_Stated problem_. Every record below should be printed exactly as given.

(begin)

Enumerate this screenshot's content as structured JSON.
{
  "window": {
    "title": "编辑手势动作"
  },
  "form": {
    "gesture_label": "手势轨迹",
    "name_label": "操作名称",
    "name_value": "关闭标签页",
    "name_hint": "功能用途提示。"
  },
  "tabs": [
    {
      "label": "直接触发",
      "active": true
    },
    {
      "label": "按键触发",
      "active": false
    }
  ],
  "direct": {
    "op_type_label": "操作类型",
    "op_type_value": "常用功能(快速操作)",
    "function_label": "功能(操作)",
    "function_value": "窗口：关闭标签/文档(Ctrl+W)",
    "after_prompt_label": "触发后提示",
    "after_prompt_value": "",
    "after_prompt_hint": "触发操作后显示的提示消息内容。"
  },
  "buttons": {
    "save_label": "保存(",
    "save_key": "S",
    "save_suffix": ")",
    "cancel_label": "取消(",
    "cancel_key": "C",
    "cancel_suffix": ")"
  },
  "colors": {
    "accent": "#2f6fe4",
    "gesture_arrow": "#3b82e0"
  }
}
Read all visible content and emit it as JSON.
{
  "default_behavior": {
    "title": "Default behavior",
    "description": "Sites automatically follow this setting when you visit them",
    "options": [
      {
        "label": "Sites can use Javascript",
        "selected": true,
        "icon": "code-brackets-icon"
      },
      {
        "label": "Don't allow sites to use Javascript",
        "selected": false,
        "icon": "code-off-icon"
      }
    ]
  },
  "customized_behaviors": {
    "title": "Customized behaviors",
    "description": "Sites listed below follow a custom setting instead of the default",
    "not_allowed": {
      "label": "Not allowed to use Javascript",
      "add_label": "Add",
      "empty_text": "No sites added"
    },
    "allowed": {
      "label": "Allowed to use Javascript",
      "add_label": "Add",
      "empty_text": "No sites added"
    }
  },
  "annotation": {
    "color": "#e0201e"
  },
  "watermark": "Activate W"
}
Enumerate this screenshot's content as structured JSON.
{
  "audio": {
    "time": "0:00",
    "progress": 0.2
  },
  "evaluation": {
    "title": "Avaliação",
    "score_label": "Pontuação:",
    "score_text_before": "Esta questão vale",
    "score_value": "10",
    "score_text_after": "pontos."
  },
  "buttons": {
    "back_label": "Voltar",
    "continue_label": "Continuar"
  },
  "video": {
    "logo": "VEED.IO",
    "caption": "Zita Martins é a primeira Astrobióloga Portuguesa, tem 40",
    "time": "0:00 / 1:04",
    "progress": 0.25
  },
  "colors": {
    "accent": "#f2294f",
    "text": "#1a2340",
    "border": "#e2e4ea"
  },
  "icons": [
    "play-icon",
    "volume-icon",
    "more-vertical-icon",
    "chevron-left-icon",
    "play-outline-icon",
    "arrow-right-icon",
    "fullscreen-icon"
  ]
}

(end)

_Task answer_.
Enumerate this screenshot's content as structured JSON.
{
  "window": {
    "title": "编辑手势动作"
  },
  "form": {
    "gesture_label": "手势轨迹",
    "name_label": "操作名称",
    "name_value": "关闭标签页",
    "name_hint": "功能用途提示。"
  },
  "tabs": [
    {
      "label": "直接触发",
      "active": true
    },
    {
      "label": "按键触发",
      "active": false
    }
  ],
  "direct": {
    "op_type_label": "操作类型",
    "op_type_value": "常用功能(快速操作)",
    "function_label": "功能(操作)",
    "function_value": "窗口：关闭标签/文档(Ctrl+W)",
    "after_prompt_label": "触发后提示",
    "after_prompt_value": "",
    "after_prompt_hint": "触发操作后显示的提示消息内容。"
  },
  "buttons": {
    "save_label": "保存(",
    "save_key": "S",
    "save_suffix": ")",
    "cancel_label": "取消(",
    "cancel_key": "C",
    "cancel_suffix": ")"
  },
  "colors": {
    "accent": "#2f6fe4",
    "gesture_arrow": "#3b82e0"
  }
}
Read all visible content and emit it as JSON.
{
  "default_behavior": {
    "title": "Default behavior",
    "description": "Sites automatically follow this setting when you visit them",
    "options": [
      {
        "label": "Sites can use Javascript",
        "selected": true,
        "icon": "code-brackets-icon"
      },
      {
        "label": "Don't allow sites to use Javascript",
        "selected": false,
        "icon": "code-off-icon"
      }
    ]
  },
  "customized_behaviors": {
    "title": "Customized behaviors",
    "description": "Sites listed below follow a custom setting instead of the default",
    "not_allowed": {
      "label": "Not allowed to use Javascript",
      "add_label": "Add",
      "empty_text": "No sites added"
    },
    "allowed": {
      "label": "Allowed to use Javascript",
      "add_label": "Add",
      "empty_text": "No sites added"
    }
  },
  "annotation": {
    "color": "#e0201e"
  },
  "watermark": "Activate W"
}
Enumerate this screenshot's content as structured JSON.
{
  "audio": {
    "time": "0:00",
    "progress": 0.2
  },
  "evaluation": {
    "title": "Avaliação",
    "score_label": "Pontuação:",
    "score_text_before": "Esta questão vale",
    "score_value": "10",
    "score_text_after": "pontos."
  },
  "buttons": {
    "back_label": "Voltar",
    "continue_label": "Continuar"
  },
  "video": {
    "logo": "VEED.IO",
    "caption": "Zita Martins é a primeira Astrobióloga Portuguesa, tem 40",
    "time": "0:00 / 1:04",
    "progress": 0.25
  },
  "colors": {
    "accent": "#f2294f",
    "text": "#1a2340",
    "border": "#e2e4ea"
  },
  "icons": [
    "play-icon",
    "volume-icon",
    "more-vertical-icon",
    "chevron-left-icon",
    "play-outline-icon",
    "arrow-right-icon",
    "fullscreen-icon"
  ]
}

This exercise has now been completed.